# hi from cheshire



## red_ade (May 5, 2009)

Hi guys, just thought I would say hello.

I am now the proud owner of a sprint Blue TTS Roadster. Afrer a few days I think its great, very quick and has a fantastic boot!

Just need teh hot summer they keep talking about!

ade


----------



## Jamo8 (Apr 23, 2009)

red_ade said:


> Hi guys, just thought I would say hello.
> 
> I am now the proud owner of a sprint Blue TTS Roadster. Afrer a few days I think its great, very quick and has a fantastic boot!
> 
> ...


Welcome "red-ade" had my TT Roadster for 2 years now not as quick as your TTS but still great to drive here's hoping for a long hot summer


----------



## YELLOW_TT (Feb 25, 2004)

Welcome now add to the fun join the TTOC www.ttoc.co.uk


----------



## malstt (Apr 18, 2007)

Welcome to the forum. 8)


----------



## jammyd (Oct 11, 2008)

Welcome to the forum...

Nice to have another Cheshire person 

Look in the events section, there is a nice meal and a chance to say hello next week if you are free.


----------



## Wallsendmag (Feb 12, 2004)

Welcome to the forum, have a look at www.ttoc.co.uk


----------



## fryersTT225 (Jul 5, 2009)

Hi,

where are you as i live in middlewich.

What meets are coming up locally?


----------

> [GOAL 1]: According to the forum thread, in which town does fryersTT225 live?
This forum thread has no connection to the rows that follow it.

> [DATASET]:
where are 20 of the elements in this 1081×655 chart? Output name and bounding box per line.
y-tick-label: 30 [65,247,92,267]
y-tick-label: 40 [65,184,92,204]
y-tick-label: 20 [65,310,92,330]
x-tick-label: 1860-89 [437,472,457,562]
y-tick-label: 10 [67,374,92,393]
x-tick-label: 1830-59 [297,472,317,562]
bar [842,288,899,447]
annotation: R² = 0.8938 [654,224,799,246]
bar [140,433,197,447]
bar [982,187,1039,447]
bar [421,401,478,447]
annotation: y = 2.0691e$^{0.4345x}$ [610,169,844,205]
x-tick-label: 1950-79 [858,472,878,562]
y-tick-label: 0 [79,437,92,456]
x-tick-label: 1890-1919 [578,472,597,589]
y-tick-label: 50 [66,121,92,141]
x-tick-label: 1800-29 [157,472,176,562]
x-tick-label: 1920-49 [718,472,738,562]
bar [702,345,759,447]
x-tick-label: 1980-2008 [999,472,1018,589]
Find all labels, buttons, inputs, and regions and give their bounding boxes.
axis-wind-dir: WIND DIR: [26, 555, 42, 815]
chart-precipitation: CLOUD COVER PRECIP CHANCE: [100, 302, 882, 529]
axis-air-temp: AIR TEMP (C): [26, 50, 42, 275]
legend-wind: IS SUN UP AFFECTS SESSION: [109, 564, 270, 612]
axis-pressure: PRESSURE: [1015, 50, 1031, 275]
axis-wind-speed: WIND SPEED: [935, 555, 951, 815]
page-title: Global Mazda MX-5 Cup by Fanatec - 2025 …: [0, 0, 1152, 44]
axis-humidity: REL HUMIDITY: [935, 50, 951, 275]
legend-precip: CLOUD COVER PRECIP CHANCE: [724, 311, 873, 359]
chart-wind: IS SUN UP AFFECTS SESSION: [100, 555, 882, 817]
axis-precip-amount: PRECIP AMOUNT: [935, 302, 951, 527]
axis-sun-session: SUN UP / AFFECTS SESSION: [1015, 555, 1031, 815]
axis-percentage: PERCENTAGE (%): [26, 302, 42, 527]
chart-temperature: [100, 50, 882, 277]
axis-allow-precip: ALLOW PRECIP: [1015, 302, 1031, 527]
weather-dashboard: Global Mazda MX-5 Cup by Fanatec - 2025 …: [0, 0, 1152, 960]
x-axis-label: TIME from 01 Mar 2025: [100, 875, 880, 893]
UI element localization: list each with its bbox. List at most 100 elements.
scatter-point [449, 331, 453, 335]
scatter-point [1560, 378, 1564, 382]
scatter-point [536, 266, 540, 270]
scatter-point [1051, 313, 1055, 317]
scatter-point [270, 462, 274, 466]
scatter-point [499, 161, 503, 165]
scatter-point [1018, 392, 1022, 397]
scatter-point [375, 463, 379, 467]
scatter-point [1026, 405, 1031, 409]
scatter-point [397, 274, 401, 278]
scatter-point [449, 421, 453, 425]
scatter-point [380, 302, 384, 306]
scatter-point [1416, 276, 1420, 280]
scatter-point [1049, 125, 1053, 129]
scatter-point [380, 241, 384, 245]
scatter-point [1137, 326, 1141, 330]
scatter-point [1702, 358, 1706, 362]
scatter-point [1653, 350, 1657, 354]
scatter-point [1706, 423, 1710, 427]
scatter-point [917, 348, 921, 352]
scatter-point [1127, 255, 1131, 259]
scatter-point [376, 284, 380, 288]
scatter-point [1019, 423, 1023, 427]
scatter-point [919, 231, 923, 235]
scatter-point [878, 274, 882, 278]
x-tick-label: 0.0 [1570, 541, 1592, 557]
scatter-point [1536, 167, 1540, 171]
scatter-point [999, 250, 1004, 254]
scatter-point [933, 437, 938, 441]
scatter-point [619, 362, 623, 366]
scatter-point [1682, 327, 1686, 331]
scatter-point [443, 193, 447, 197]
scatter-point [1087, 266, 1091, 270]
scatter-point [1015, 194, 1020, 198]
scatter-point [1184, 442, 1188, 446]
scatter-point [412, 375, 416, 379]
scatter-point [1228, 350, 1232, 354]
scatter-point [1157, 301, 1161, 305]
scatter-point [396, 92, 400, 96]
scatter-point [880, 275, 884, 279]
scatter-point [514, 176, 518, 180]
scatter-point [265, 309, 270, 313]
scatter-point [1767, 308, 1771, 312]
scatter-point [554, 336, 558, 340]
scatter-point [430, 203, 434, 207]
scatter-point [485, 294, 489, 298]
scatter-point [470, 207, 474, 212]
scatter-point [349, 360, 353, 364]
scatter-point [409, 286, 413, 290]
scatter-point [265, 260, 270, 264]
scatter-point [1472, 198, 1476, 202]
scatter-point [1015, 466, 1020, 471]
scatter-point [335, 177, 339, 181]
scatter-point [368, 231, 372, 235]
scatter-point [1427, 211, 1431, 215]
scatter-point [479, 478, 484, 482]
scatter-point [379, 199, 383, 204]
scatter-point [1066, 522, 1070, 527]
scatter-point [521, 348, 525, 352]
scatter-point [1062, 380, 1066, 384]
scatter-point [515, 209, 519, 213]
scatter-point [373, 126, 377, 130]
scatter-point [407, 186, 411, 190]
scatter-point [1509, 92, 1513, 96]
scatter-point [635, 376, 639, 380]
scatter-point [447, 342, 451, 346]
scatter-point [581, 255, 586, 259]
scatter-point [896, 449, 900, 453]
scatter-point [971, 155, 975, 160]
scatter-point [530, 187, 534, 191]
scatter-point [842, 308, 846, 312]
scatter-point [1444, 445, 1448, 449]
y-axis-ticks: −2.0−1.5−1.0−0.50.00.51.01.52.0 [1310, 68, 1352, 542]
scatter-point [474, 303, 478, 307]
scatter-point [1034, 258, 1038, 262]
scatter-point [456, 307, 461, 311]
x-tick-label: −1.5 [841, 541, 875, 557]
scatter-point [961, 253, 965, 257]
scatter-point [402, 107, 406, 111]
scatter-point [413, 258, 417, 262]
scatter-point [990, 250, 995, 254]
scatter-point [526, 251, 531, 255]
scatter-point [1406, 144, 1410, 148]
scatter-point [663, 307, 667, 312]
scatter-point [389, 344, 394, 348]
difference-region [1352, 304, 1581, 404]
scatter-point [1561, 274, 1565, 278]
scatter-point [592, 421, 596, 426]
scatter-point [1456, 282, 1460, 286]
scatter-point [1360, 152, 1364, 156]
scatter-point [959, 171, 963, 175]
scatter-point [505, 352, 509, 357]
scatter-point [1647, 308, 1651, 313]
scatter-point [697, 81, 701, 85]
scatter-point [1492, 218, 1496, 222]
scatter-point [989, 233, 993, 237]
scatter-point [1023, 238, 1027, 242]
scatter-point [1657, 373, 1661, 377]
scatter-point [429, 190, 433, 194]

> [GOAL 2]: In the rows starting at the first one and ending at the row containing "legend-precip: CLOUD COVER", replace "bar" with "column" and return only those rows, keeping everything else unchanged.

> [EXERCISE RESPONSE 1]: Middlewich.

> [EXERCISE RESPONSE 2]:
where are 20 of the elements in this 1081×655 chart? Output name and bounding box per line.
y-tick-label: 30 [65,247,92,267]
y-tick-label: 40 [65,184,92,204]
y-tick-label: 20 [65,310,92,330]
x-tick-label: 1860-89 [437,472,457,562]
y-tick-label: 10 [67,374,92,393]
x-tick-label: 1830-59 [297,472,317,562]
column [842,288,899,447]
annotation: R² = 0.8938 [654,224,799,246]
column [140,433,197,447]
column [982,187,1039,447]
column [421,401,478,447]
annotation: y = 2.0691e$^{0.4345x}$ [610,169,844,205]
x-tick-label: 1950-79 [858,472,878,562]
y-tick-label: 0 [79,437,92,456]
x-tick-label: 1890-1919 [578,472,597,589]
y-tick-label: 50 [66,121,92,141]
x-tick-label: 1800-29 [157,472,176,562]
x-tick-label: 1920-49 [718,472,738,562]
column [702,345,759,447]
x-tick-label: 1980-2008 [999,472,1018,589]
Find all labels, buttons, inputs, and regions and give their bounding boxes.
axis-wind-dir: WIND DIR: [26, 555, 42, 815]
chart-precipitation: CLOUD COVER PRECIP CHANCE: [100, 302, 882, 529]
axis-air-temp: AIR TEMP (C): [26, 50, 42, 275]
legend-wind: IS SUN UP AFFECTS SESSION: [109, 564, 270, 612]
axis-pressure: PRESSURE: [1015, 50, 1031, 275]
axis-wind-speed: WIND SPEED: [935, 555, 951, 815]
page-title: Global Mazda MX-5 Cup by Fanatec - 2025 …: [0, 0, 1152, 44]
axis-humidity: REL HUMIDITY: [935, 50, 951, 275]
legend-precip: CLOUD COVER PRECIP CHANCE: [724, 311, 873, 359]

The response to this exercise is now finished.